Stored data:
---------------
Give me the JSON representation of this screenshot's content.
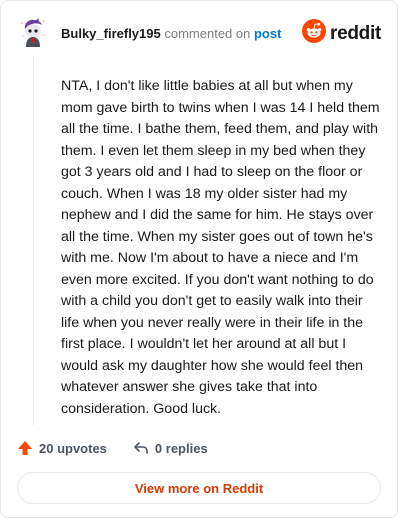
{
  "header": {
    "username": "Bulky_firefly195",
    "commented_text": "commented on",
    "post_link": "post",
    "brand_name": "reddit"
  },
  "comment": {
    "body": "NTA, I don't like little babies at all but when my mom gave birth to twins when I was 14 I held them all the time. I bathe them, feed them, and play with them. I even let them sleep in my bed when they got 3 years old and I had to sleep on the floor or couch. When I was 18 my older sister had my nephew and I did the same for him. He stays over all the time. When my sister goes out of town he's with me. Now I'm about to have a niece and I'm even more excited. If you don't want nothing to do with a child you don't get to easily walk into their life when you never really were in their life in the first place. I wouldn't let her around at all but I would ask my daughter how she would feel then whatever answer she gives take that into consideration. Good luck."
  },
  "actions": {
    "upvotes": "20 upvotes",
    "replies": "0 replies"
  },
  "footer": {
    "view_more_label": "View more on Reddit"
  },
  "colors": {
    "accent": "#ff4500",
    "link": "#0079d3",
    "view_more": "#d93a00",
    "avatar_purple": "#6b3fa0"
  },
  "icons": {
    "avatar": "snoo-avatar-icon",
    "brand": "reddit-logo-icon",
    "upvote": "upvote-arrow-icon",
    "reply": "reply-arrow-icon"
  }
}
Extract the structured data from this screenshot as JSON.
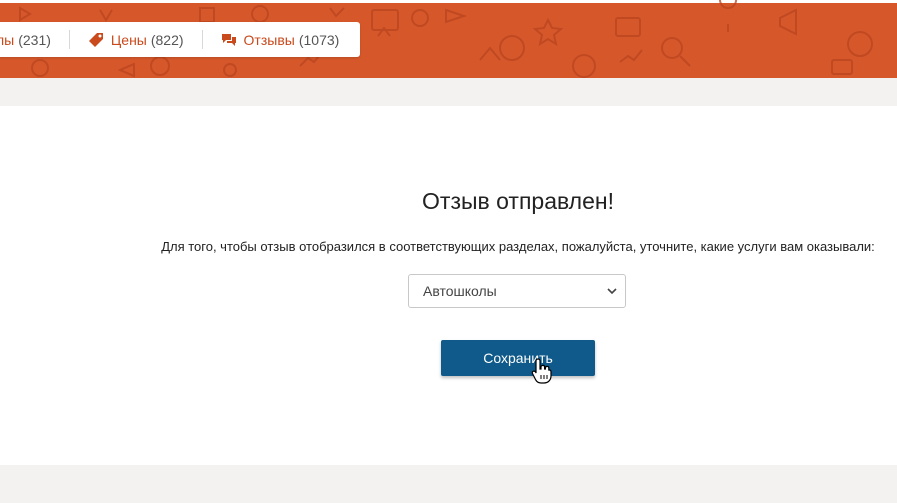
{
  "header": {
    "tabs": [
      {
        "label": "лы",
        "count": "(231)"
      },
      {
        "label": "Цены",
        "count": "(822)"
      },
      {
        "label": "Отзывы",
        "count": "(1073)"
      }
    ],
    "colors": {
      "band": "#d6572a",
      "accent": "#c94a1c"
    }
  },
  "main": {
    "title": "Отзыв отправлен!",
    "hint": "Для того, чтобы отзыв отобразился в соответствующих разделах, пожалуйста, уточните, какие услуги вам оказывали:",
    "select": {
      "value": "Автошколы"
    },
    "save_label": "Сохранить",
    "colors": {
      "button": "#0f5a8a"
    }
  }
}
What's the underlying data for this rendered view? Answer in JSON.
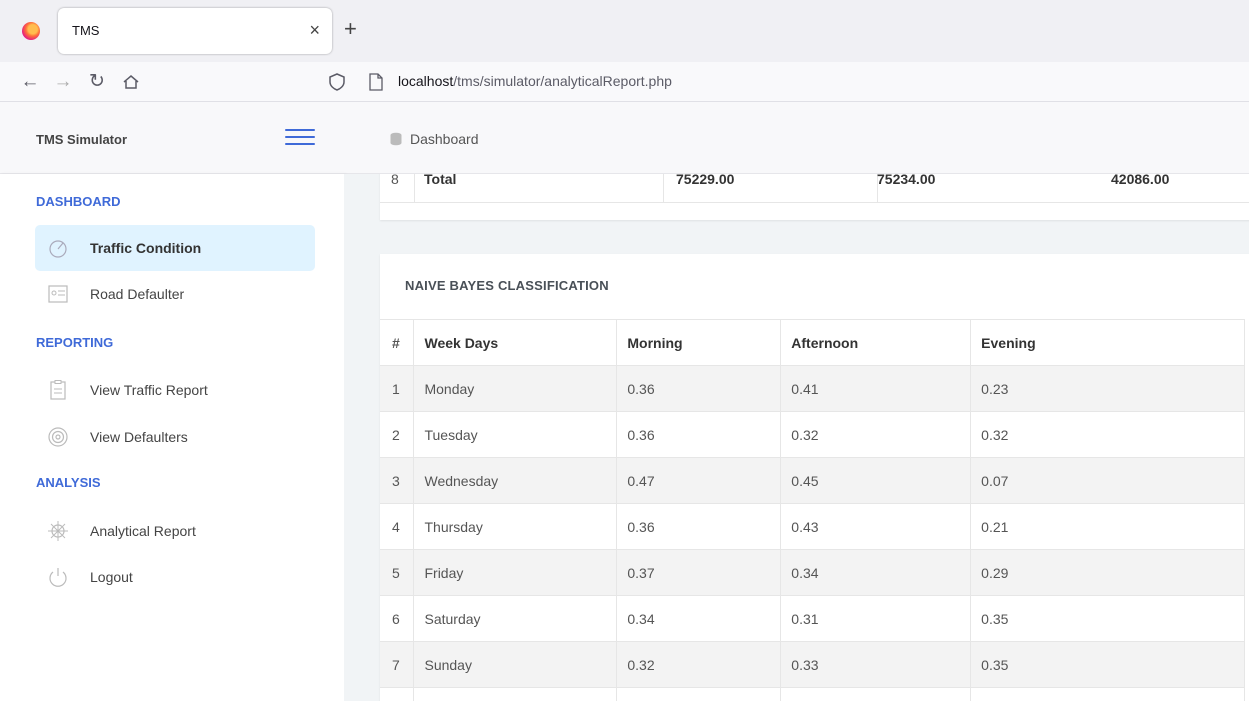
{
  "browser": {
    "tab_title": "TMS",
    "url_host": "localhost",
    "url_path": "/tms/simulator/analyticalReport.php"
  },
  "header": {
    "brand": "TMS Simulator",
    "breadcrumb": "Dashboard"
  },
  "sidebar": {
    "sections": [
      {
        "label": "DASHBOARD"
      },
      {
        "label": "REPORTING"
      },
      {
        "label": "ANALYSIS"
      }
    ],
    "items": [
      {
        "label": "Traffic Condition",
        "icon": "gauge-icon",
        "active": true
      },
      {
        "label": "Road Defaulter",
        "icon": "id-card-icon"
      },
      {
        "label": "View Traffic Report",
        "icon": "clipboard-icon"
      },
      {
        "label": "View Defaulters",
        "icon": "target-icon"
      },
      {
        "label": "Analytical Report",
        "icon": "helm-icon"
      },
      {
        "label": "Logout",
        "icon": "power-icon"
      }
    ]
  },
  "totals_row": {
    "index": "8",
    "label": "Total",
    "values": [
      "75229.00",
      "75234.00",
      "42086.00"
    ]
  },
  "naive_bayes": {
    "title": "NAIVE BAYES CLASSIFICATION",
    "headers": [
      "#",
      "Week Days",
      "Morning",
      "Afternoon",
      "Evening"
    ],
    "rows": [
      [
        "1",
        "Monday",
        "0.36",
        "0.41",
        "0.23"
      ],
      [
        "2",
        "Tuesday",
        "0.36",
        "0.32",
        "0.32"
      ],
      [
        "3",
        "Wednesday",
        "0.47",
        "0.45",
        "0.07"
      ],
      [
        "4",
        "Thursday",
        "0.36",
        "0.43",
        "0.21"
      ],
      [
        "5",
        "Friday",
        "0.37",
        "0.34",
        "0.29"
      ],
      [
        "6",
        "Saturday",
        "0.34",
        "0.31",
        "0.35"
      ],
      [
        "7",
        "Sunday",
        "0.32",
        "0.33",
        "0.35"
      ]
    ]
  },
  "colors": {
    "accent": "#3f6ad8",
    "active_bg": "#e0f3ff"
  }
}
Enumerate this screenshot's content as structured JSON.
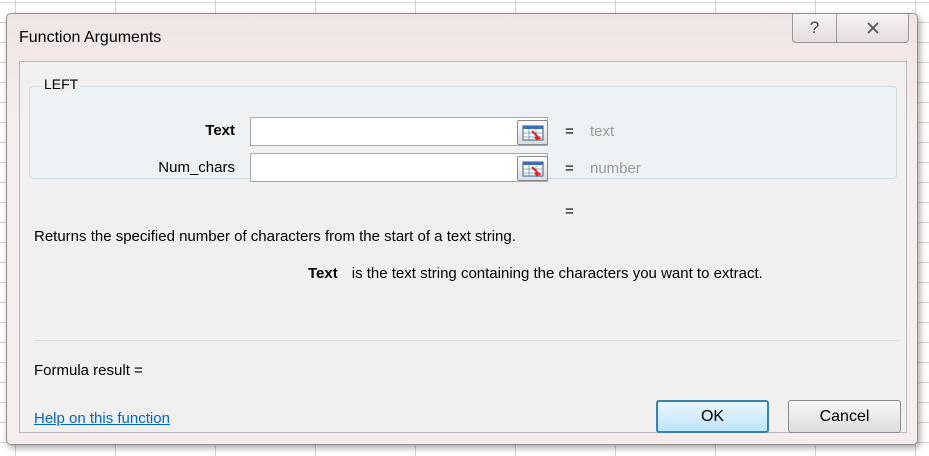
{
  "dialog": {
    "title": "Function Arguments",
    "help_glyph": "?",
    "close_glyph": "☒"
  },
  "group": {
    "function_name": "LEFT",
    "args": [
      {
        "label": "Text",
        "value": "",
        "equals": "=",
        "hint": "text"
      },
      {
        "label": "Num_chars",
        "value": "",
        "equals": "=",
        "hint": "number"
      }
    ],
    "result_equals": "="
  },
  "description": "Returns the specified number of characters from the start of a text string.",
  "arg_help": {
    "name": "Text",
    "text": "is the text string containing the characters you want to extract."
  },
  "formula_result": "Formula result =",
  "help_link": "Help on this function",
  "buttons": {
    "ok": "OK",
    "cancel": "Cancel"
  },
  "icons": {
    "ref": "range-selector-icon"
  }
}
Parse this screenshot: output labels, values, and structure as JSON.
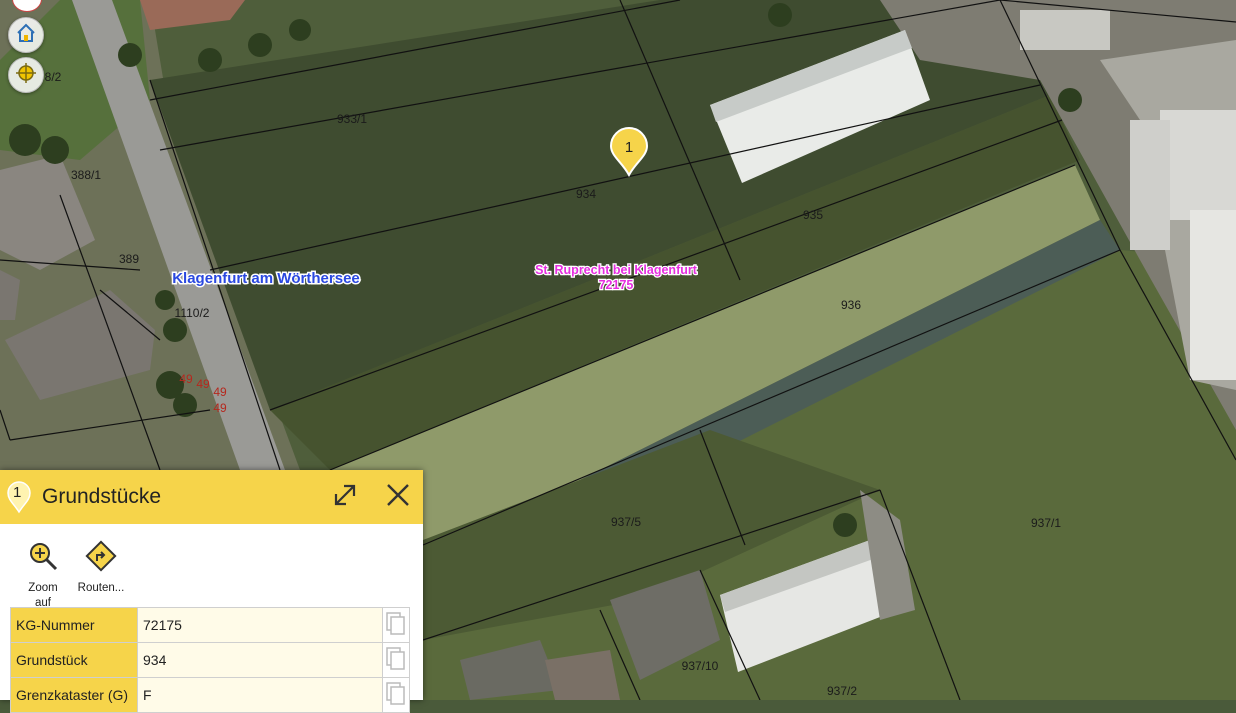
{
  "map": {
    "marker_number": "1",
    "place_labels": {
      "city": "Klagenfurt am Wörthersee",
      "cadastral_name": "St. Ruprecht bei Klagenfurt",
      "cadastral_number": "72175"
    },
    "parcels": {
      "p933_1": "933/1",
      "p934": "934",
      "p935": "935",
      "p936": "936",
      "p937_5": "937/5",
      "p937_1": "937/1",
      "p937_10": "937/10",
      "p937_2": "937/2",
      "p388_1": "388/1",
      "p389": "389",
      "p1110_2": "1110/2",
      "p8_2": "8/2",
      "n49a": "49",
      "n49b": "49",
      "n49c": "49",
      "n49d": "49"
    },
    "colors": {
      "city_label": "#2a48e0",
      "cadastral_label": "#e62ee0",
      "marker": "#f6d44a",
      "panel_accent": "#f6d44a"
    }
  },
  "controls": {
    "home_icon": "home-icon",
    "locate_icon": "crosshair-icon"
  },
  "panel": {
    "marker_number": "1",
    "title": "Grundstücke",
    "tools": [
      {
        "label": "Zoom auf",
        "icon": "zoom-in-icon"
      },
      {
        "label": "Routen...",
        "icon": "route-icon"
      }
    ],
    "rows": [
      {
        "key": "KG-Nummer",
        "value": "72175"
      },
      {
        "key": "Grundstück",
        "value": "934"
      },
      {
        "key": "Grenzkataster (G)",
        "value": "F"
      }
    ]
  }
}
---------------
Copy, from the material, each line that holds the string "content".

* Exercise response:
Give me the JSON representation of this screenshot's content.
Enumerate this screenshot's content as structured JSON.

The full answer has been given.